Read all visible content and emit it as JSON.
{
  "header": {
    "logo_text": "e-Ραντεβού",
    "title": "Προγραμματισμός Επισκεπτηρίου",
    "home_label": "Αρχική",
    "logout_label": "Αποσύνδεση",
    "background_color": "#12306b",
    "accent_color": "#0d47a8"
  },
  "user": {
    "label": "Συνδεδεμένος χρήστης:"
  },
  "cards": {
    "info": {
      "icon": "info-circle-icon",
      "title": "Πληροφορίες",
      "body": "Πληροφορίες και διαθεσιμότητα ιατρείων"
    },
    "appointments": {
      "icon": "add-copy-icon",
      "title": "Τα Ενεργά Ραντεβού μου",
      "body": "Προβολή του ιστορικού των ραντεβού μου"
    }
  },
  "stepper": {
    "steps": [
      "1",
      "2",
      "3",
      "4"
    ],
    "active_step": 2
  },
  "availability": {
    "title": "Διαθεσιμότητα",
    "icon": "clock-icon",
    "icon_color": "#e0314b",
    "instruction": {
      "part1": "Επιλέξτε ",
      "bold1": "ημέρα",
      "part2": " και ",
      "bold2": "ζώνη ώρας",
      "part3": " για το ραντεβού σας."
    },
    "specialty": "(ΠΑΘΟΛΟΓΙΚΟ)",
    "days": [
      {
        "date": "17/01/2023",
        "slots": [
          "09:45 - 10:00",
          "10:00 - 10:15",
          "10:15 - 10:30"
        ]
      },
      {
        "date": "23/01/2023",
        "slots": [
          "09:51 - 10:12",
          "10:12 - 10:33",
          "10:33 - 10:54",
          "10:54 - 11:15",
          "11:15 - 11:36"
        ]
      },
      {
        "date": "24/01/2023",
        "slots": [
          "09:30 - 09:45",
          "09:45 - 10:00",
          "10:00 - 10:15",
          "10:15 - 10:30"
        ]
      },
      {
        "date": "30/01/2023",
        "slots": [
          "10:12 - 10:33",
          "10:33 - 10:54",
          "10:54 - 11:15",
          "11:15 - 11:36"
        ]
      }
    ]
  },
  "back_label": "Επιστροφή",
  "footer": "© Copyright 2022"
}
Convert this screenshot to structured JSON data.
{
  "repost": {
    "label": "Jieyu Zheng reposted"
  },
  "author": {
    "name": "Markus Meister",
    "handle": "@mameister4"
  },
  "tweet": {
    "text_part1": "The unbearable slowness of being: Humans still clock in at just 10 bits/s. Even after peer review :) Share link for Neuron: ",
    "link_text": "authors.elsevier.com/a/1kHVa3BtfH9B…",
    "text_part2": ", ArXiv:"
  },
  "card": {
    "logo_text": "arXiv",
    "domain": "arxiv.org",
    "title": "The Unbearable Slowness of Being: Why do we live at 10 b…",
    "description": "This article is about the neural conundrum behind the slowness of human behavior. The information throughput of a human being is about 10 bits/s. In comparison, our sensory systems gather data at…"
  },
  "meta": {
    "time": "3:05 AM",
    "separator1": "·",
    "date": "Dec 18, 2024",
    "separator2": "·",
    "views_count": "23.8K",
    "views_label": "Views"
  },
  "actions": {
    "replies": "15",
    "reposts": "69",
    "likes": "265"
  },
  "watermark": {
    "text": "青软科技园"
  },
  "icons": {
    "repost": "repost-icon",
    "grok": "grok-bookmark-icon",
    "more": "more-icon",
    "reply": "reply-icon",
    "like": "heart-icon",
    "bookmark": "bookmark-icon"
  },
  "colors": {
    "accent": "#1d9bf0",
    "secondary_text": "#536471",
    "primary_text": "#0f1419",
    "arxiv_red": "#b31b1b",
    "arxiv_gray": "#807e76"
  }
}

Exercise prompt -
Make an exact copy of every entry.

Problem solution -
Read all visible content and emit it as JSON.
{
  "header": {
    "logo_text": "e-Ραντεβού",
    "title": "Προγραμματισμός Επισκεπτηρίου",
    "home_label": "Αρχική",
    "logout_label": "Αποσύνδεση",
    "background_color": "#12306b",
    "accent_color": "#0d47a8"
  },
  "user": {
    "label": "Συνδεδεμένος χρήστης:"
  },
  "cards": {
    "info": {
      "icon": "info-circle-icon",
      "title": "Πληροφορίες",
      "body": "Πληροφορίες και διαθεσιμότητα ιατρείων"
    },
    "appointments": {
      "icon": "add-copy-icon",
      "title": "Τα Ενεργά Ραντεβού μου",
      "body": "Προβολή του ιστορικού των ραντεβού μου"
    }
  },
  "stepper": {
    "steps": [
      "1",
      "2",
      "3",
      "4"
    ],
    "active_step": 2
  },
  "availability": {
    "title": "Διαθεσιμότητα",
    "icon": "clock-icon",
    "icon_color": "#e0314b",
    "instruction": {
      "part1": "Επιλέξτε ",
      "bold1": "ημέρα",
      "part2": " και ",
      "bold2": "ζώνη ώρας",
      "part3": " για το ραντεβού σας."
    },
    "specialty": "(ΠΑΘΟΛΟΓΙΚΟ)",
    "days": [
      {
        "date": "17/01/2023",
        "slots": [
          "09:45 - 10:00",
          "10:00 - 10:15",
          "10:15 - 10:30"
        ]
      },
      {
        "date": "23/01/2023",
        "slots": [
          "09:51 - 10:12",
          "10:12 - 10:33",
          "10:33 - 10:54",
          "10:54 - 11:15",
          "11:15 - 11:36"
        ]
      },
      {
        "date": "24/01/2023",
        "slots": [
          "09:30 - 09:45",
          "09:45 - 10:00",
          "10:00 - 10:15",
          "10:15 - 10:30"
        ]
      },
      {
        "date": "30/01/2023",
        "slots": [
          "10:12 - 10:33",
          "10:33 - 10:54",
          "10:54 - 11:15",
          "11:15 - 11:36"
        ]
      }
    ]
  },
  "back_label": "Επιστροφή",
  "footer": "© Copyright 2022"
}
Convert this screenshot to structured JSON data.
{
  "repost": {
    "label": "Jieyu Zheng reposted"
  },
  "author": {
    "name": "Markus Meister",
    "handle": "@mameister4"
  },
  "tweet": {
    "text_part1": "The unbearable slowness of being: Humans still clock in at just 10 bits/s. Even after peer review :) Share link for Neuron: ",
    "link_text": "authors.elsevier.com/a/1kHVa3BtfH9B…",
    "text_part2": ", ArXiv:"
  },
  "card": {
    "logo_text": "arXiv",
    "domain": "arxiv.org",
    "title": "The Unbearable Slowness of Being: Why do we live at 10 b…",
    "description": "This article is about the neural conundrum behind the slowness of human behavior. The information throughput of a human being is about 10 bits/s. In comparison, our sensory systems gather data at…"
  },
  "meta": {
    "time": "3:05 AM",
    "separator1": "·",
    "date": "Dec 18, 2024",
    "separator2": "·",
    "views_count": "23.8K",
    "views_label": "Views"
  },
  "actions": {
    "replies": "15",
    "reposts": "69",
    "likes": "265"
  },
  "watermark": {
    "text": "青软科技园"
  },
  "icons": {
    "repost": "repost-icon",
    "grok": "grok-bookmark-icon",
    "more": "more-icon",
    "reply": "reply-icon",
    "like": "heart-icon",
    "bookmark": "bookmark-icon"
  },
  "colors": {
    "accent": "#1d9bf0",
    "secondary_text": "#536471",
    "primary_text": "#0f1419",
    "arxiv_red": "#b31b1b",
    "arxiv_gray": "#807e76"
  }
}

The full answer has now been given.